**PROBLEM REQUIREMENTS**
Review the material and extract every line in which the word "ylabel" occurs.

**THE INPUT**
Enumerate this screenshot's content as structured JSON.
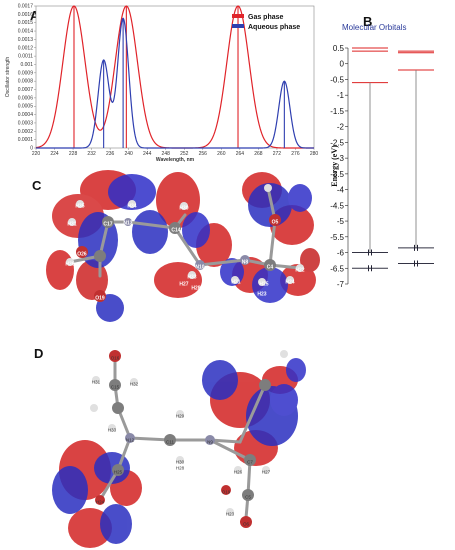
{
  "figure": {
    "panel_a": "A",
    "panel_b": "B",
    "panel_c": "C",
    "panel_d": "D"
  },
  "chart_data": [
    {
      "type": "line",
      "panel": "A",
      "xlabel": "Wavelength, nm",
      "ylabel": "Oscillator strength",
      "xlim": [
        220,
        280
      ],
      "ylim": [
        0,
        0.0017
      ],
      "x_ticks": [
        "220",
        "224",
        "228",
        "232",
        "236",
        "240",
        "244",
        "248",
        "252",
        "256",
        "260",
        "264",
        "268",
        "272",
        "276",
        "280"
      ],
      "y_ticks": [
        "0",
        "0.0001",
        "0.0002",
        "0.0003",
        "0.0004",
        "0.0005",
        "0.0006",
        "0.0007",
        "0.0008",
        "0.0009",
        "0.001",
        "0.0011",
        "0.0012",
        "0.0013",
        "0.0014",
        "0.0015",
        "0.0016",
        "0.0017"
      ],
      "legend": [
        {
          "name": "Gas phase",
          "color": "#e0242a"
        },
        {
          "name": "Aqueous phase",
          "color": "#2f3fb0"
        }
      ],
      "series": [
        {
          "name": "Gas phase",
          "color": "#e0242a",
          "peaks": [
            {
              "x": 228.2,
              "y": 0.0017
            },
            {
              "x": 239.5,
              "y": 0.0017
            },
            {
              "x": 263.6,
              "y": 0.0017
            }
          ],
          "width": 2.4
        },
        {
          "name": "Aqueous phase",
          "color": "#2f3fb0",
          "peaks": [
            {
              "x": 234.6,
              "y": 0.00105
            },
            {
              "x": 238.8,
              "y": 0.00155
            },
            {
              "x": 273.6,
              "y": 0.0008
            }
          ],
          "width": 1.2
        }
      ]
    },
    {
      "type": "line",
      "panel": "B",
      "title": "Molecular Orbitals",
      "ylabel": "Energy (eV)",
      "ylim": [
        -7,
        0.5
      ],
      "y_ticks": [
        "0.5",
        "0",
        "-0.5",
        "-1",
        "-1.5",
        "-2",
        "-2.5",
        "-3",
        "-3.5",
        "-4",
        "-4.5",
        "-5",
        "-5.5",
        "-6",
        "-6.5",
        "-7"
      ],
      "columns": [
        {
          "unoccupied": [
            0.5,
            0.4,
            -0.6
          ],
          "occupied": [
            -6.0,
            -6.5
          ]
        },
        {
          "unoccupied": [
            0.4,
            0.35,
            -0.2
          ],
          "occupied": [
            -5.85,
            -6.35
          ]
        }
      ]
    }
  ],
  "panel_c_atoms": [
    "H35",
    "H34",
    "H31",
    "C17",
    "H30",
    "C14",
    "O26",
    "H36",
    "O19",
    "N13",
    "H33",
    "C4",
    "O5",
    "H22",
    "N10",
    "H27",
    "H28",
    "N8",
    "H25",
    "H23",
    "H24",
    "H21"
  ],
  "panel_d_atoms": [
    "O16",
    "H32",
    "C15",
    "H31",
    "H33",
    "H29",
    "N12",
    "H30",
    "C11",
    "H28",
    "N9",
    "H26",
    "H27",
    "C7",
    "H25",
    "H24",
    "H23",
    "O19",
    "C5",
    "O6"
  ]
}
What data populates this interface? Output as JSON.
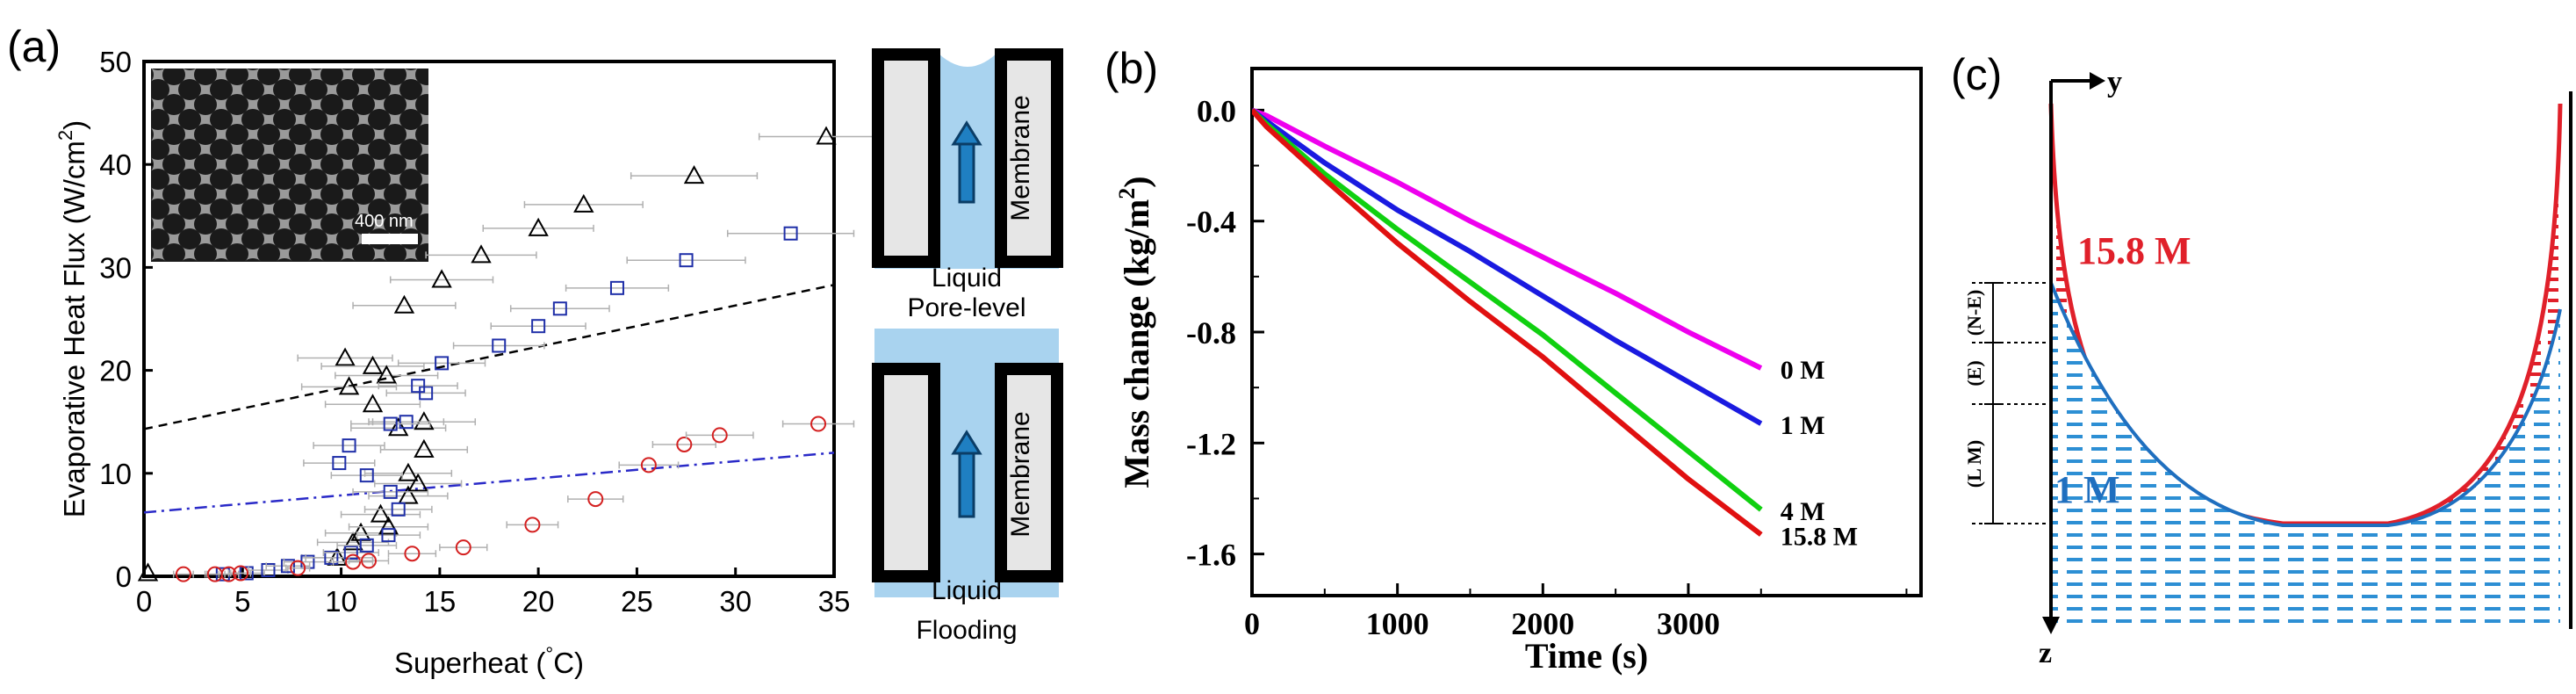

**RIGHT ANSWER**
      "ylabel": "Oscillator strength",
      "ylabel": "Energy (eV)",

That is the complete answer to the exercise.